** Begin **

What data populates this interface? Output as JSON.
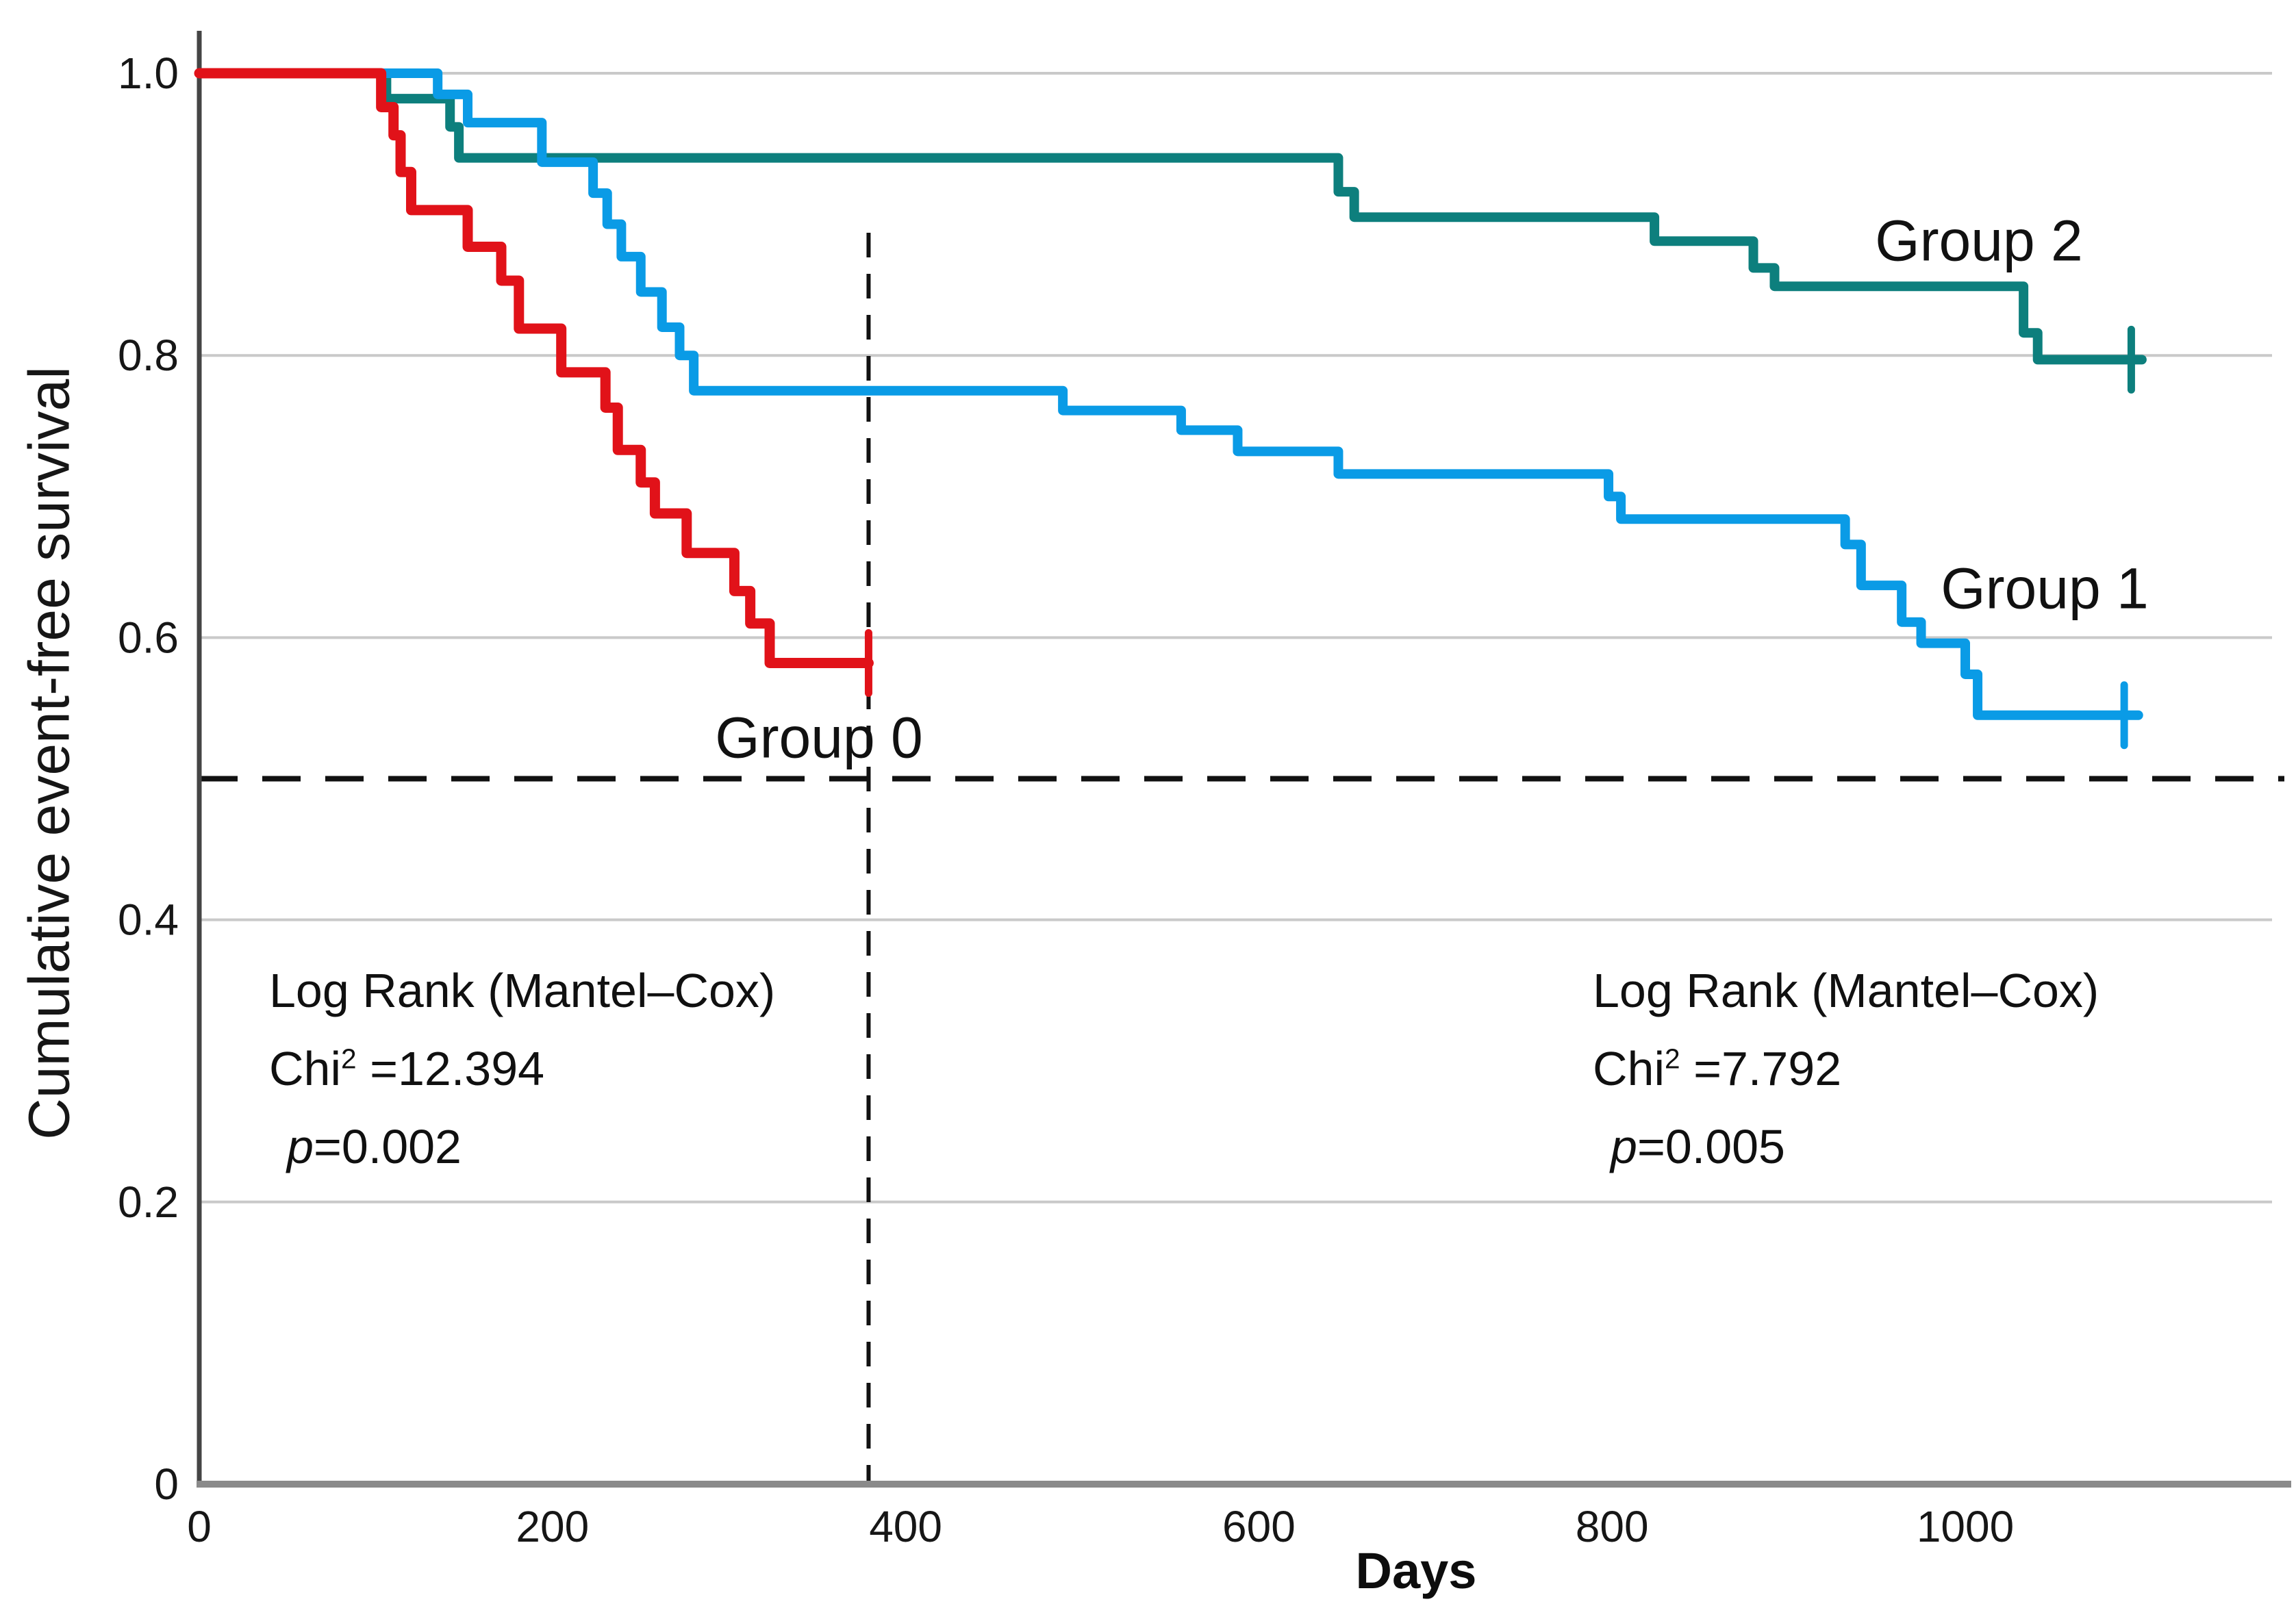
{
  "figure": {
    "background": "#ffffff",
    "text_color": "#111111",
    "gridline_color": "#c9c9c9",
    "axis_spine_color": "#555555",
    "reference_line_color": "#111111"
  },
  "chart_data": {
    "type": "line",
    "subtype": "kaplan-meier-step",
    "title": "",
    "xlabel": "Days",
    "ylabel": "Cumulative event-free survival",
    "xlim": [
      0,
      1174
    ],
    "ylim": [
      0,
      1.0
    ],
    "grid": "horizontal",
    "legend_position": "inline-labels",
    "x_ticks": [
      "0",
      "200",
      "400",
      "600",
      "800",
      "1000"
    ],
    "x_tick_values": [
      0,
      200,
      400,
      600,
      800,
      1000
    ],
    "y_ticks": [
      "1.0",
      "0.8",
      "0.6",
      "0.4",
      "0.2",
      "0"
    ],
    "y_tick_values": [
      1.0,
      0.8,
      0.6,
      0.4,
      0.2,
      0
    ],
    "reference_lines": {
      "horizontal_survival": 0.5,
      "vertical_day": 379
    },
    "series": [
      {
        "name": "Group 0",
        "color": "#e11219",
        "steps": [
          [
            0,
            1.0
          ],
          [
            103,
            0.976
          ],
          [
            110,
            0.956
          ],
          [
            114,
            0.93
          ],
          [
            120,
            0.903
          ],
          [
            152,
            0.877
          ],
          [
            171,
            0.853
          ],
          [
            181,
            0.819
          ],
          [
            205,
            0.788
          ],
          [
            230,
            0.763
          ],
          [
            237,
            0.733
          ],
          [
            250,
            0.71
          ],
          [
            258,
            0.688
          ],
          [
            276,
            0.66
          ],
          [
            303,
            0.633
          ],
          [
            312,
            0.61
          ],
          [
            323,
            0.582
          ]
        ],
        "line_end_day": 379,
        "censor_marks": [
          {
            "day": 379,
            "survival": 0.582
          }
        ]
      },
      {
        "name": "Group 1",
        "color": "#0a9be6",
        "steps": [
          [
            0,
            1.0
          ],
          [
            135,
            0.985
          ],
          [
            152,
            0.965
          ],
          [
            194,
            0.937
          ],
          [
            223,
            0.915
          ],
          [
            231,
            0.893
          ],
          [
            239,
            0.87
          ],
          [
            250,
            0.845
          ],
          [
            262,
            0.82
          ],
          [
            272,
            0.8
          ],
          [
            280,
            0.775
          ],
          [
            489,
            0.761
          ],
          [
            556,
            0.747
          ],
          [
            588,
            0.732
          ],
          [
            645,
            0.716
          ],
          [
            798,
            0.7
          ],
          [
            805,
            0.684
          ],
          [
            932,
            0.666
          ],
          [
            941,
            0.637
          ],
          [
            964,
            0.611
          ],
          [
            975,
            0.596
          ],
          [
            1000,
            0.574
          ],
          [
            1007,
            0.545
          ]
        ],
        "line_end_day": 1098,
        "censor_marks": [
          {
            "day": 1090,
            "survival": 0.545
          }
        ]
      },
      {
        "name": "Group 2",
        "color": "#0d7f7d",
        "steps": [
          [
            0,
            1.0
          ],
          [
            106,
            0.982
          ],
          [
            142,
            0.962
          ],
          [
            147,
            0.94
          ],
          [
            645,
            0.916
          ],
          [
            654,
            0.898
          ],
          [
            824,
            0.881
          ],
          [
            880,
            0.862
          ],
          [
            892,
            0.849
          ],
          [
            1033,
            0.816
          ],
          [
            1041,
            0.797
          ]
        ],
        "line_end_day": 1100,
        "censor_marks": [
          {
            "day": 1094,
            "survival": 0.797
          }
        ]
      }
    ],
    "annotations": {
      "left": {
        "title": "Log Rank (Mantel–Cox)",
        "chi_base": "Chi",
        "chi_sup": "2",
        "chi_rest": " =12.394",
        "p_italic": "p",
        "p_rest": "=0.002"
      },
      "right": {
        "title": "Log Rank (Mantel–Cox)",
        "chi_base": "Chi",
        "chi_sup": "2",
        "chi_rest": " =7.792",
        "p_italic": "p",
        "p_rest": "=0.005"
      }
    }
  }
}
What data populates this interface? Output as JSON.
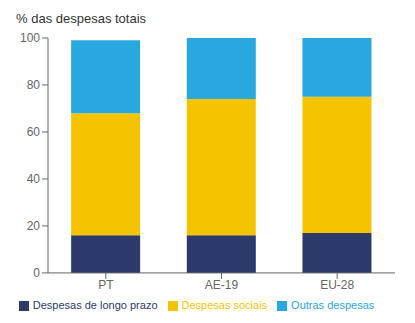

** End **

WHAT TO WORK ON »
Copy each line that holds the word "name".

SOLUTION TO THIS TASK »
        "name": "Group 0",
        "name": "Group 1",
        "name": "Group 2",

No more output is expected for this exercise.